### TASK REQUIREMENTS
Transcribe the lines from the one containing "Give me the" to the last line, inclusive, word for word. Include no pictures.

Excerpts from a figure dataset
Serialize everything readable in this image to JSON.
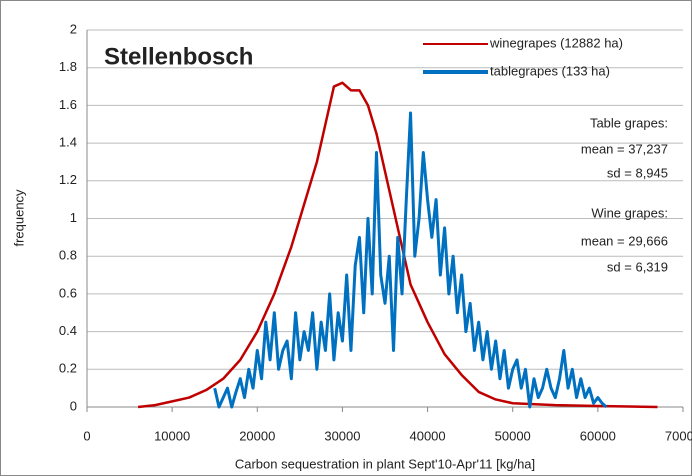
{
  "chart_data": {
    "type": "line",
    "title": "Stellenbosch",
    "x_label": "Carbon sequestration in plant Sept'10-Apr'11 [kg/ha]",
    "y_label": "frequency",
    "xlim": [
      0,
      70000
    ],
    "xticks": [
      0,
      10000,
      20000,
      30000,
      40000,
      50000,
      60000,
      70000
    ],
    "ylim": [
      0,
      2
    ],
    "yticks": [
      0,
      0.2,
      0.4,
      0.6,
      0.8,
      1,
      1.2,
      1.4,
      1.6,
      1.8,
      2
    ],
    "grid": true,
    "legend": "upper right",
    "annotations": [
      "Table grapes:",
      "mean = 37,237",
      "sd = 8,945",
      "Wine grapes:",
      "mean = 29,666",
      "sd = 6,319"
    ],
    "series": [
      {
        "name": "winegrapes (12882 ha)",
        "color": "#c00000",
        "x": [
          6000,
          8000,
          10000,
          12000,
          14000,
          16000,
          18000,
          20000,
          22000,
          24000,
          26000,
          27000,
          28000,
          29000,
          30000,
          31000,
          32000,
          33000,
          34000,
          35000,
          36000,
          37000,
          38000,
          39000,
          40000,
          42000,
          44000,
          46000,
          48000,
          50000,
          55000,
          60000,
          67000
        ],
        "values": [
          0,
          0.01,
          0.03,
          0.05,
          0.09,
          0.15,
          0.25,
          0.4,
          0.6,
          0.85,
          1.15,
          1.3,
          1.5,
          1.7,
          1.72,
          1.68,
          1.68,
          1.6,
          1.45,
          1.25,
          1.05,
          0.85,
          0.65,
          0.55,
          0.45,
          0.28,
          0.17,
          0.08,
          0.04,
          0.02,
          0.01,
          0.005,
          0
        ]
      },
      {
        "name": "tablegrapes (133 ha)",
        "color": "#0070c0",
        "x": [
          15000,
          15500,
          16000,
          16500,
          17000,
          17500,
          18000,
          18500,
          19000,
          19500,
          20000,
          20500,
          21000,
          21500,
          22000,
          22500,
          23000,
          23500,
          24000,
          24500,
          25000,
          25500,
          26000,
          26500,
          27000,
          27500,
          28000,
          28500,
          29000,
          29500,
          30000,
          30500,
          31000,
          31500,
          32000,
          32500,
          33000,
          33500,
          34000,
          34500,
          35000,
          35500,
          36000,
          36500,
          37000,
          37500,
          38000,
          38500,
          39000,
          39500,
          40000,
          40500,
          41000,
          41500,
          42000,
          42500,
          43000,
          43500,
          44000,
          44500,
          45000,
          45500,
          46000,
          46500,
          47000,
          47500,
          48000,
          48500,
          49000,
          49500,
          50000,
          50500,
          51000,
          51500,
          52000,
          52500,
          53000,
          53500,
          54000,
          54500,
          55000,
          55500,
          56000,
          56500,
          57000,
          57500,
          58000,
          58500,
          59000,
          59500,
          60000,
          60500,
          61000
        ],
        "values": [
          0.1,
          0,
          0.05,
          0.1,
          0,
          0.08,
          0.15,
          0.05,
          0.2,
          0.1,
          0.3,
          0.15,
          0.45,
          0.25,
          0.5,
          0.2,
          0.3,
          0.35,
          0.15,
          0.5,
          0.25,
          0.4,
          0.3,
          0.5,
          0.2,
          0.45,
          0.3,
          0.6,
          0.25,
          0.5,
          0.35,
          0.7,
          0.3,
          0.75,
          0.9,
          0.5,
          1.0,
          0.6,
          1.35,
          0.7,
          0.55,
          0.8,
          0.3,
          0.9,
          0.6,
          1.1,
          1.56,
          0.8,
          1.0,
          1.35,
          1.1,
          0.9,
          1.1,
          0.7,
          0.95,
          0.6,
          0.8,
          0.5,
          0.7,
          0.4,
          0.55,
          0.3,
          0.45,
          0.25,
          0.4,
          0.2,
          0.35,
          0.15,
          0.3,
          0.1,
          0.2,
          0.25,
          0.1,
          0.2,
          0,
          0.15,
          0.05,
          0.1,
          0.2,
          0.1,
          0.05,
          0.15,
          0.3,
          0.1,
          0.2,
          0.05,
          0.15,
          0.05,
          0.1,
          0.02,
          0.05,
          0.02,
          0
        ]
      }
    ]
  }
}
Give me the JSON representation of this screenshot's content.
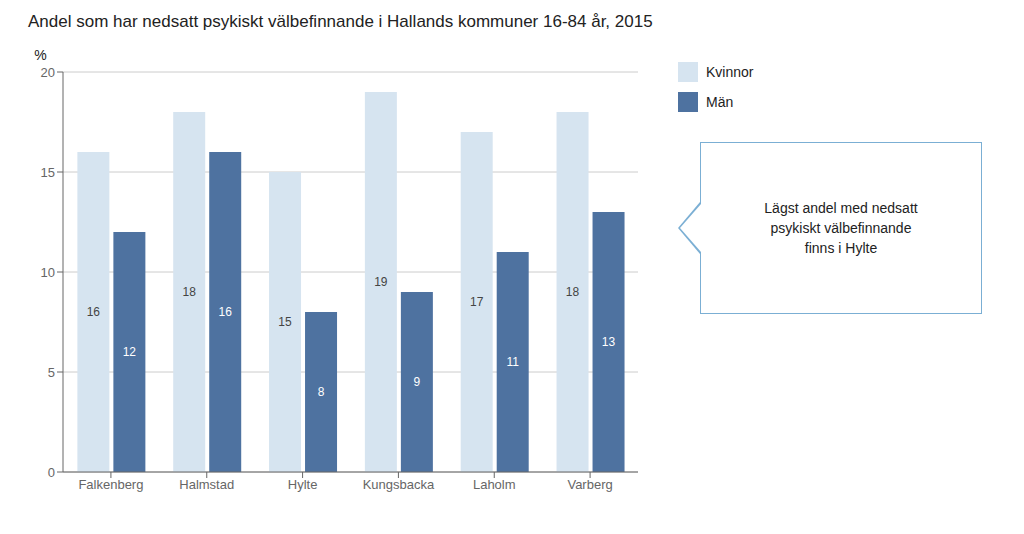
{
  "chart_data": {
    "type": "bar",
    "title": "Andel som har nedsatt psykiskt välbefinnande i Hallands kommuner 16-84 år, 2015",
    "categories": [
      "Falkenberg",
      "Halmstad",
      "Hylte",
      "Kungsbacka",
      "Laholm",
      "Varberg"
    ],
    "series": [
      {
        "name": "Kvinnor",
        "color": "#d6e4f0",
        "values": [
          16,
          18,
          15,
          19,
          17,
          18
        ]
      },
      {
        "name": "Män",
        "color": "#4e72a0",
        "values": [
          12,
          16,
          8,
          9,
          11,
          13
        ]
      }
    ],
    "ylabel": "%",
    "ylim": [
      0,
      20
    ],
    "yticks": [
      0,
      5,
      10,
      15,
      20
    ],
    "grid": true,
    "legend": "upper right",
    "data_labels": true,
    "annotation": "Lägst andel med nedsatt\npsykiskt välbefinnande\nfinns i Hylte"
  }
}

### OUTPUT
Give me the JSON representation of this screenshot's content.
{
  "chart_data": {
    "type": "bar",
    "title": "Andel som har nedsatt psykiskt välbefinnande i Hallands kommuner 16-84 år, 2015",
    "categories": [
      "Falkenberg",
      "Halmstad",
      "Hylte",
      "Kungsbacka",
      "Laholm",
      "Varberg"
    ],
    "series": [
      {
        "name": "Kvinnor",
        "color": "#d6e4f0",
        "values": [
          16,
          18,
          15,
          19,
          17,
          18
        ]
      },
      {
        "name": "Män",
        "color": "#4e72a0",
        "values": [
          12,
          16,
          8,
          9,
          11,
          13
        ]
      }
    ],
    "ylabel": "%",
    "ylim": [
      0,
      20
    ],
    "yticks": [
      0,
      5,
      10,
      15,
      20
    ],
    "grid": true,
    "legend": "upper right",
    "data_labels": true,
    "annotation": "Lägst andel med nedsatt\npsykiskt välbefinnande\nfinns i Hylte"
  }
}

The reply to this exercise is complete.